__SHORT TASK__
In the records below, pick out all lines containing the word "examples".
---+---
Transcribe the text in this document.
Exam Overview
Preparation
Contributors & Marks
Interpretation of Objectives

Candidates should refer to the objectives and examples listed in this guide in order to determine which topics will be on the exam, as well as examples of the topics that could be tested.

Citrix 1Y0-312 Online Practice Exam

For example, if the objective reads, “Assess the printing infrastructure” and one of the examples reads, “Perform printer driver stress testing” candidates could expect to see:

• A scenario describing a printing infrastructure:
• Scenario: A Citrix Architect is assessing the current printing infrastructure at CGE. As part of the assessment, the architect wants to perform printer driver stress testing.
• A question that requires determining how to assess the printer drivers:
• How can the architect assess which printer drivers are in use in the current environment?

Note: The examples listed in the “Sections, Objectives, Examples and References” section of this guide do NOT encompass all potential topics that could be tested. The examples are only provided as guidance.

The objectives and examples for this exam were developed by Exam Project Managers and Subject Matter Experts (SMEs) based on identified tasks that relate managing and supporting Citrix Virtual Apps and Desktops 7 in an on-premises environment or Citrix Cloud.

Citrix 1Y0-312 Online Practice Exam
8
---+---
__OUTPUT FOR THIS TASK__
Candidates should refer to the objectives and examples listed in this guide in order to determine which topics will be on the exam, as well as examples of the topics that could be tested.
For example, if the objective reads, “Assess the printing infrastructure” and one of the examples reads, “Perform printer driver stress testing” candidates could expect to see:
Note: The examples listed in the “Sections, Objectives, Examples and References” section of this guide do NOT encompass all potential topics that could be tested. The examples are only provided as guidance.
The objectives and examples for this exam were developed by Exam Project Managers and Subject Matter Experts (SMEs) based on identified tasks that relate managing and supporting Citrix Virtual Apps and Desktops 7 in an on-premises environment or Citrix Cloud.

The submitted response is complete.